Records contained in a dataset:
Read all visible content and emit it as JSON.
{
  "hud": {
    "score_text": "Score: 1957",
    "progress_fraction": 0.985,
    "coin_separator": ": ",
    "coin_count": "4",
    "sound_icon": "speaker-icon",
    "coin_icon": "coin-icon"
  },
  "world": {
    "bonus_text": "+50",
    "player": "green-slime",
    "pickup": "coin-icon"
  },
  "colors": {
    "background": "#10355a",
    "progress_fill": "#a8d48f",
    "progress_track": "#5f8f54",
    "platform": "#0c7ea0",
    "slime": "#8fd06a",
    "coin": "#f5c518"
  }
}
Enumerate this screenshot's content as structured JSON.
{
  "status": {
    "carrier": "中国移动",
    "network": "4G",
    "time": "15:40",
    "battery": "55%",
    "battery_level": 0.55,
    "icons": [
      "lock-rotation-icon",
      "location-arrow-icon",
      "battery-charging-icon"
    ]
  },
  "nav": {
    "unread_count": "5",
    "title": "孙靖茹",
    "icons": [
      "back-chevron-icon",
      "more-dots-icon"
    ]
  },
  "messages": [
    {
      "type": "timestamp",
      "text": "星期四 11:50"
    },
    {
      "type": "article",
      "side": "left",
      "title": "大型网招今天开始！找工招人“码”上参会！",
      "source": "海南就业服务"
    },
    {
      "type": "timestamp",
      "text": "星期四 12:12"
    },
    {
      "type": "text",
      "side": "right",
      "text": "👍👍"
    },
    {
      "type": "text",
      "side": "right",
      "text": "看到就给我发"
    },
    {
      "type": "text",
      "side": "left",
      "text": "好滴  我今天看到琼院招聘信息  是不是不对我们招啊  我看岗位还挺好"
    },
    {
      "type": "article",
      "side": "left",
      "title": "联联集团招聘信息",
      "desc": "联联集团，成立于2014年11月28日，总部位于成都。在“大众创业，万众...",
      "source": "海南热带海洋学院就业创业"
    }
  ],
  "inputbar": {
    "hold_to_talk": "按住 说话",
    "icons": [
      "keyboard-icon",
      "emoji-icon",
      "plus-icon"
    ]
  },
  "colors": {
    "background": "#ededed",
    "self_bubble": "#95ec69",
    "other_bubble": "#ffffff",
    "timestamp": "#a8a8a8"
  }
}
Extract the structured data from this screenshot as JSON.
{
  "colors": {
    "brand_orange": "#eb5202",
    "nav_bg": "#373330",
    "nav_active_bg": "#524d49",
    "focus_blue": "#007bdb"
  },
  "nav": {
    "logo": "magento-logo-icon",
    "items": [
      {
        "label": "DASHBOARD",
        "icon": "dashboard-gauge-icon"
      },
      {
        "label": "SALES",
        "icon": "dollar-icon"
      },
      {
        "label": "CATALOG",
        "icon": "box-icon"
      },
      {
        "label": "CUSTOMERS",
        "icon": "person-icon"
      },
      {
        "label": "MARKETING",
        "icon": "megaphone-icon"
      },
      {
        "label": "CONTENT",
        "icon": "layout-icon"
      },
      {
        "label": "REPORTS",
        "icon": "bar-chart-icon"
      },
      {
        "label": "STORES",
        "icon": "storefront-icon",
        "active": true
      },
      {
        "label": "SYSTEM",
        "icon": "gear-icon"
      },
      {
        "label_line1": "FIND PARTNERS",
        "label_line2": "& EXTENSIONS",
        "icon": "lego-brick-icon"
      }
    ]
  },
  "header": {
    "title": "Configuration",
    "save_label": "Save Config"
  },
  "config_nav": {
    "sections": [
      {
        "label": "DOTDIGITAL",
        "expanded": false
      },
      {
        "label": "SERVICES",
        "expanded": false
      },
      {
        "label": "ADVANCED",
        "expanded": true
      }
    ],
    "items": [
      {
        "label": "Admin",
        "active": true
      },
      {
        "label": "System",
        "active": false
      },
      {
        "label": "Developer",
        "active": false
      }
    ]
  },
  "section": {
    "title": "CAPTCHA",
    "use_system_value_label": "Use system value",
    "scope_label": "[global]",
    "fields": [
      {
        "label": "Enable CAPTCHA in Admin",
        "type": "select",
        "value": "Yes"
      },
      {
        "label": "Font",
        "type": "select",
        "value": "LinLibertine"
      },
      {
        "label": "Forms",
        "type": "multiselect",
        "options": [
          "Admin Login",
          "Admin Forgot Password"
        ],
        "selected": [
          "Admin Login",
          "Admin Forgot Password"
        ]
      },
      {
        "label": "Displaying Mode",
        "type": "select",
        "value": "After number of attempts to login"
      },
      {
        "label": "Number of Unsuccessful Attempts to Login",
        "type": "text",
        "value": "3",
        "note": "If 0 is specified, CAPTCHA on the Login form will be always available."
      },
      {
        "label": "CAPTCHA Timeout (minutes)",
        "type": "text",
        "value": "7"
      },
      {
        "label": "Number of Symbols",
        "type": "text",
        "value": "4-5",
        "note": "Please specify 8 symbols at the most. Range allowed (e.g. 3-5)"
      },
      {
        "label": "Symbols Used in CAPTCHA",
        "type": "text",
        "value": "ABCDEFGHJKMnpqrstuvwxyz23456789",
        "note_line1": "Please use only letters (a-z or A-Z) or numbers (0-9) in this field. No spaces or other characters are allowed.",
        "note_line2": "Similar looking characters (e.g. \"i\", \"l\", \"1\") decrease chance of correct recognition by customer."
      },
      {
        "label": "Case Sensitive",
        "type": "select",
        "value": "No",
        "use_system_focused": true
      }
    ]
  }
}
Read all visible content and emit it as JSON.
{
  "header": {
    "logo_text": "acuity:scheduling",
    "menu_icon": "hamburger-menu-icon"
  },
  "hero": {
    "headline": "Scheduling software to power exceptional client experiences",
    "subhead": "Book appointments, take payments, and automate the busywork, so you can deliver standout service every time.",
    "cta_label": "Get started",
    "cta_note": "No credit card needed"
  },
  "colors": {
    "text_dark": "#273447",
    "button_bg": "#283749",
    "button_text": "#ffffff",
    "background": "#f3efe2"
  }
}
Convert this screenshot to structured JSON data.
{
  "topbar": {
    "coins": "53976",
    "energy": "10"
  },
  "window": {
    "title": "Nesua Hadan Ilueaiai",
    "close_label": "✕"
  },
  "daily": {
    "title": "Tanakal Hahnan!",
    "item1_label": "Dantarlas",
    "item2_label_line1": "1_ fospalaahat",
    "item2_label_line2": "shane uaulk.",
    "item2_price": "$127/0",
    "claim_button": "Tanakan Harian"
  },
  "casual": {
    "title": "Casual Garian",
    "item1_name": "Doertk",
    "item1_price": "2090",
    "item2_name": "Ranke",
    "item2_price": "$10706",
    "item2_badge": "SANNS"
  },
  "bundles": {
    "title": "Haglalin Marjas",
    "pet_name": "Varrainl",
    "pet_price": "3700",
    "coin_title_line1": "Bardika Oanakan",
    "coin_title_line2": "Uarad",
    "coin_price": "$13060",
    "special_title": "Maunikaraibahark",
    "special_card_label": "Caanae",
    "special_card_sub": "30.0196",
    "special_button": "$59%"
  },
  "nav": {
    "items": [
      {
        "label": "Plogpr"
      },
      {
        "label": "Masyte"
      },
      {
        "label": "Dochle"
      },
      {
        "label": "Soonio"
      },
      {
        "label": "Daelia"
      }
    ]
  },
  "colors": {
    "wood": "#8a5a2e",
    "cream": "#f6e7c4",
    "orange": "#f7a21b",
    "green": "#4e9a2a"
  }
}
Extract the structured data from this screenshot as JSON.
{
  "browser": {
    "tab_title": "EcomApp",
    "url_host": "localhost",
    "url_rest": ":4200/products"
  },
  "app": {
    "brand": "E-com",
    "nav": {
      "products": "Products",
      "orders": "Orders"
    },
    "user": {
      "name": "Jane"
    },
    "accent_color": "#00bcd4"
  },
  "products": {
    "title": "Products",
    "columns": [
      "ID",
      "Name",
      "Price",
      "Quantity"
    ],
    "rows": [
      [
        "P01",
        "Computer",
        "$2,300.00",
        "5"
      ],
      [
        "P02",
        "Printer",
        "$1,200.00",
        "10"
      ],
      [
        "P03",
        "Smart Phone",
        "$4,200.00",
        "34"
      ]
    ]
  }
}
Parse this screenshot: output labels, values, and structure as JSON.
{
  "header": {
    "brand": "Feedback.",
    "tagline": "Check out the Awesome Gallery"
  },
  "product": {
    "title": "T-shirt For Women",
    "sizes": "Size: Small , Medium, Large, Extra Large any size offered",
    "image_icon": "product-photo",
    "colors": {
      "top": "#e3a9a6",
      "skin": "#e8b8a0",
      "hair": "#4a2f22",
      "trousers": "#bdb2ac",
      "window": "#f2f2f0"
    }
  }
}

◆ What this task involves: The lines to quote run from the one containing "Parse this screenshot: output" through the final line of the material above; please give them exactly, both ends included, and nothing else.

◆ Final result:
Parse this screenshot: output labels, values, and structure as JSON.
{
  "header": {
    "brand": "Feedback.",
    "tagline": "Check out the Awesome Gallery"
  },
  "product": {
    "title": "T-shirt For Women",
    "sizes": "Size: Small , Medium, Large, Extra Large any size offered",
    "image_icon": "product-photo",
    "colors": {
      "top": "#e3a9a6",
      "skin": "#e8b8a0",
      "hair": "#4a2f22",
      "trousers": "#bdb2ac",
      "window": "#f2f2f0"
    }
  }
}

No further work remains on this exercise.